╭─ Extracted data
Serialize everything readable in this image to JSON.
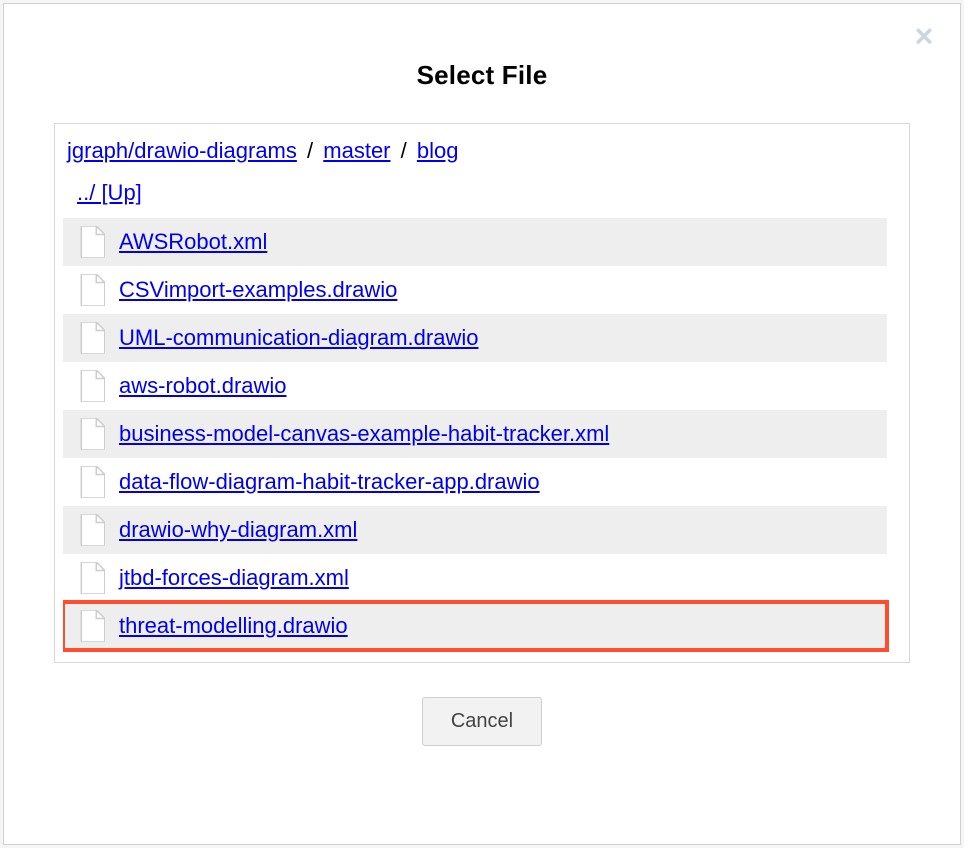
{
  "dialog": {
    "title": "Select File",
    "close_label": "×"
  },
  "breadcrumb": {
    "parts": [
      "jgraph/drawio-diagrams",
      "master",
      "blog"
    ],
    "separator": "/"
  },
  "nav": {
    "up_label": "../ [Up]"
  },
  "files": [
    {
      "name": "AWSRobot.xml",
      "highlighted": false
    },
    {
      "name": "CSVimport-examples.drawio",
      "highlighted": false
    },
    {
      "name": "UML-communication-diagram.drawio",
      "highlighted": false
    },
    {
      "name": "aws-robot.drawio",
      "highlighted": false
    },
    {
      "name": "business-model-canvas-example-habit-tracker.xml",
      "highlighted": false
    },
    {
      "name": "data-flow-diagram-habit-tracker-app.drawio",
      "highlighted": false
    },
    {
      "name": "drawio-why-diagram.xml",
      "highlighted": false
    },
    {
      "name": "jtbd-forces-diagram.xml",
      "highlighted": false
    },
    {
      "name": "threat-modelling.drawio",
      "highlighted": true
    }
  ],
  "buttons": {
    "cancel_label": "Cancel"
  }
}
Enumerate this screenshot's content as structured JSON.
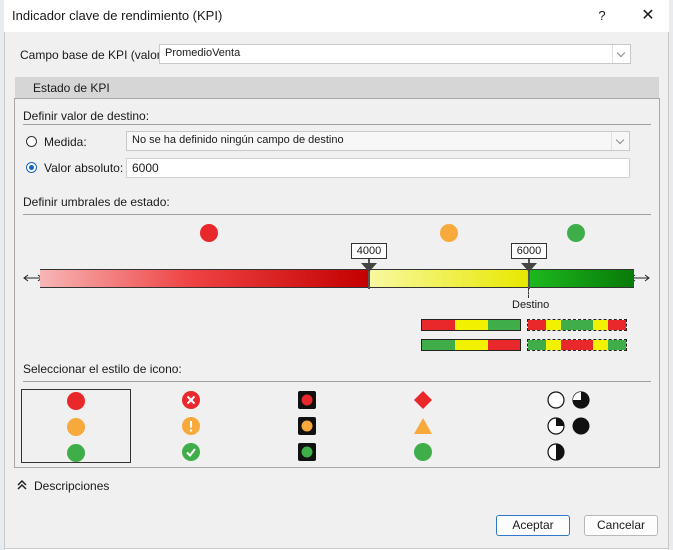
{
  "window": {
    "title": "Indicador clave de rendimiento (KPI)",
    "help": "?",
    "close": "✕"
  },
  "kpi_base": {
    "label": "Campo base de KPI (valor):",
    "value": "PromedioVenta"
  },
  "section": {
    "title": "Estado de KPI"
  },
  "target": {
    "heading": "Definir valor de destino:",
    "measure_label": "Medida:",
    "measure_value": "No se ha definido ningún campo de destino",
    "measure_selected": false,
    "absolute_label": "Valor absoluto:",
    "absolute_value": "6000",
    "absolute_selected": true
  },
  "thresholds": {
    "heading": "Definir umbrales de estado:",
    "threshold_low": "4000",
    "threshold_high": "6000",
    "target_label": "Destino",
    "status_colors": {
      "red": "#e8282b",
      "amber": "#f7a93b",
      "green": "#3fae49"
    }
  },
  "icon_style": {
    "heading": "Seleccionar el estilo de icono:",
    "selected_index": 0
  },
  "descriptions": {
    "label": "Descripciones"
  },
  "buttons": {
    "ok": "Aceptar",
    "cancel": "Cancelar"
  }
}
╰─
_Exercise aim:_
Give only the number of lines in the material above where the string "drawio" appears.

_Exercise output:_
7